--- Record list ---

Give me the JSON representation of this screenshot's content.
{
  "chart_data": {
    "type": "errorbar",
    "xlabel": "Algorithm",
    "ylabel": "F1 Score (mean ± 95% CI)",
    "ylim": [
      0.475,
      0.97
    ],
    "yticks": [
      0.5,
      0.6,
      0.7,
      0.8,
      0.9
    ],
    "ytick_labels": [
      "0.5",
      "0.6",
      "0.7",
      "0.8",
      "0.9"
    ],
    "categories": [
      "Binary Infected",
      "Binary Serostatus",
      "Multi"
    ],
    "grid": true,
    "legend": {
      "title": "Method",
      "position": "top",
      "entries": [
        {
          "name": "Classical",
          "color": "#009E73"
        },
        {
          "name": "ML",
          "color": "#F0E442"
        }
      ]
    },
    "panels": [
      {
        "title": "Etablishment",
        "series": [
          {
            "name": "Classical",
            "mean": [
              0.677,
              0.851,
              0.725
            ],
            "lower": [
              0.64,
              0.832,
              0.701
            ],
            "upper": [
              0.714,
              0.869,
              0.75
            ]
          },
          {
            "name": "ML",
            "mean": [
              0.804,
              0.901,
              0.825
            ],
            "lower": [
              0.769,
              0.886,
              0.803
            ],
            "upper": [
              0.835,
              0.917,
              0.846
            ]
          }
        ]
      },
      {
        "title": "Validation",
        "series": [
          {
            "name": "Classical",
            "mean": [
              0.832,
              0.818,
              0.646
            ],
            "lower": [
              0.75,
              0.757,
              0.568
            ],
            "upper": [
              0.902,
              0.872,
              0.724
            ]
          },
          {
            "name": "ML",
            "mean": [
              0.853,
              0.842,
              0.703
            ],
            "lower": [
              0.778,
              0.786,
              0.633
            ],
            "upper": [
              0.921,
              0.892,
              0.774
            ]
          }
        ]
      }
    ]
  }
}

---

◆ Exercise description ◆
Pull out each line holding the string "Binary".

◆ Result for this exercise ◆
      "Binary Infected",
      "Binary Serostatus",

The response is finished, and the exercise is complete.